SOURCE MATERIAL:
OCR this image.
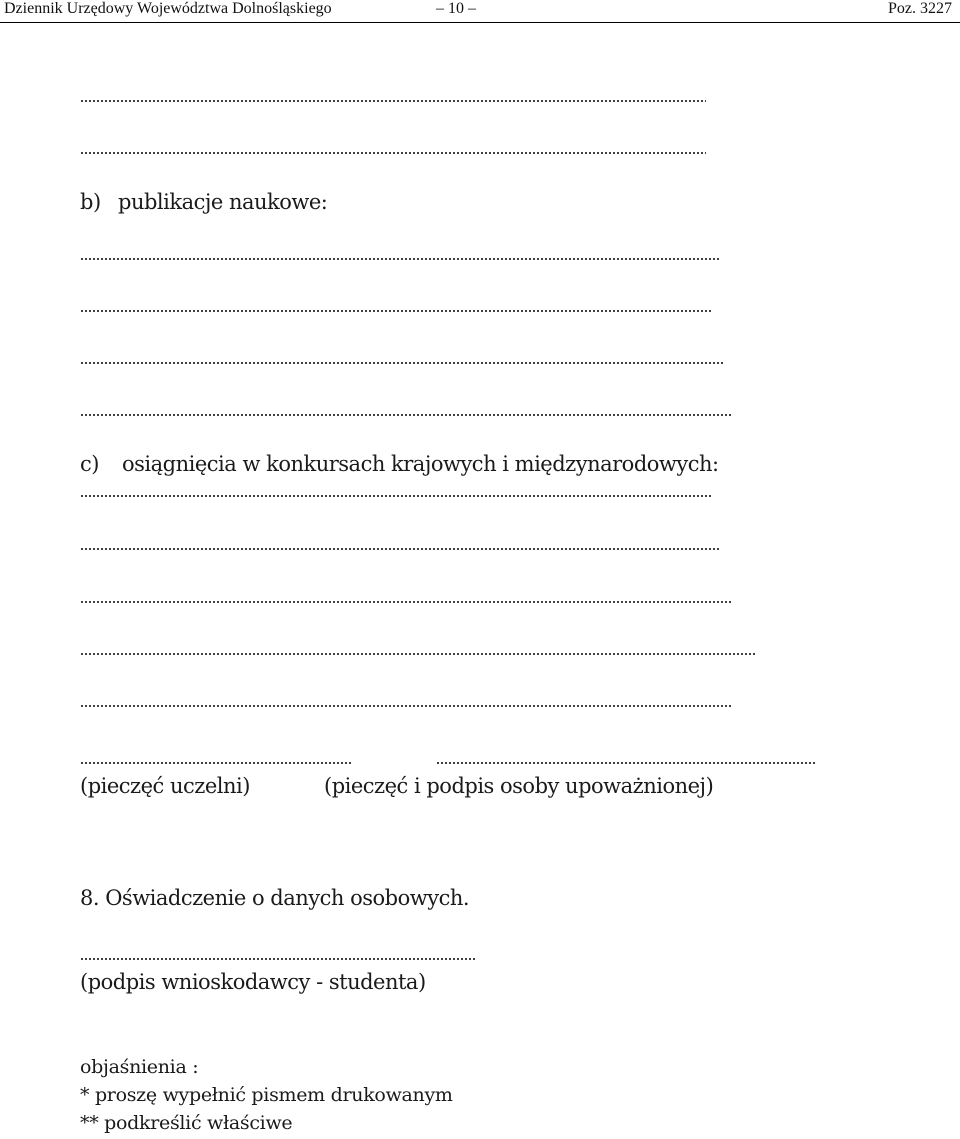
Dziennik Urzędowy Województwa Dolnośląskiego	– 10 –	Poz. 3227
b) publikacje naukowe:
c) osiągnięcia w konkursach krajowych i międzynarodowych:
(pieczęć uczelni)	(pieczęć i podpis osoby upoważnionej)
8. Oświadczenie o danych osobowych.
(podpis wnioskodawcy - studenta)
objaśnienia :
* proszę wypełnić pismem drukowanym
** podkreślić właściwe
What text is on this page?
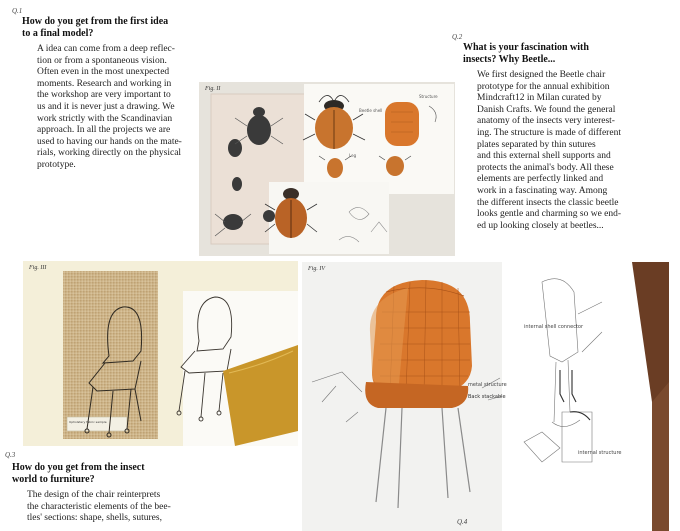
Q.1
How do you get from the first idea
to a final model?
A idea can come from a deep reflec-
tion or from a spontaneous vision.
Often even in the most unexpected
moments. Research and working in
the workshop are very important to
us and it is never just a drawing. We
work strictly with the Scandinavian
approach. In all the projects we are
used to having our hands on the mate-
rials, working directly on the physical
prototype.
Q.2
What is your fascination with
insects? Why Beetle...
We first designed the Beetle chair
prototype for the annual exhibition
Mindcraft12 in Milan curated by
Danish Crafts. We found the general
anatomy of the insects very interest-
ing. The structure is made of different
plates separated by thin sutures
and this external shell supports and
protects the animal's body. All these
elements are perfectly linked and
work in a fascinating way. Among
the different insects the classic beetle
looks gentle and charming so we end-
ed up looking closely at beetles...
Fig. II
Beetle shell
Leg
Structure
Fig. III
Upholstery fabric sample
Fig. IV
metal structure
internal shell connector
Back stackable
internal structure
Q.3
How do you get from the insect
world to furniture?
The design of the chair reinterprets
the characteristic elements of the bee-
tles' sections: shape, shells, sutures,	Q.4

==

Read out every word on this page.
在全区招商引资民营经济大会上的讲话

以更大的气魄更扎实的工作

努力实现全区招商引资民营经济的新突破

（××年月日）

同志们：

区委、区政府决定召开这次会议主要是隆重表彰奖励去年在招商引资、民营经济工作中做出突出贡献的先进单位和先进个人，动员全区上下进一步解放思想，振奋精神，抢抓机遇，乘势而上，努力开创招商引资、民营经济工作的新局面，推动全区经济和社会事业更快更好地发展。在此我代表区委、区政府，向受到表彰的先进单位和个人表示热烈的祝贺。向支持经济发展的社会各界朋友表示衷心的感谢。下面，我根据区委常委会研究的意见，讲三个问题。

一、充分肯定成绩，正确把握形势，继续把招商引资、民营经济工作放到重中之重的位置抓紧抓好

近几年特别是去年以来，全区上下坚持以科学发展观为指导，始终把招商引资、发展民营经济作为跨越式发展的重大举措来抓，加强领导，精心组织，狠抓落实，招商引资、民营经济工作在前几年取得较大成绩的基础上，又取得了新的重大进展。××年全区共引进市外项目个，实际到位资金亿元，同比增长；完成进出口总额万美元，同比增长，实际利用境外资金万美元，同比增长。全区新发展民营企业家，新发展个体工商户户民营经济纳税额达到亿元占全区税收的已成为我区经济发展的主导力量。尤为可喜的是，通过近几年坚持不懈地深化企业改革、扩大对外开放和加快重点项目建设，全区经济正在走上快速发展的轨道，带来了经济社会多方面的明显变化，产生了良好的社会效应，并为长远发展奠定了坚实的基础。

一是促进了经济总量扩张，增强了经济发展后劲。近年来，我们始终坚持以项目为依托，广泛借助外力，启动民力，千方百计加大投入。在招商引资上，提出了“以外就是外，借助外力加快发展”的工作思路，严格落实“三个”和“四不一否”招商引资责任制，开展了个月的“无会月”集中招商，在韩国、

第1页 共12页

WHAT THE EXERCISE ASKS: Read the data above. Pull out each line in which the string "sutures" appears.

EXERCISE RESPONSE:
plates separated by thin sutures
tles' sections: shape, shells, sutures,	Q.4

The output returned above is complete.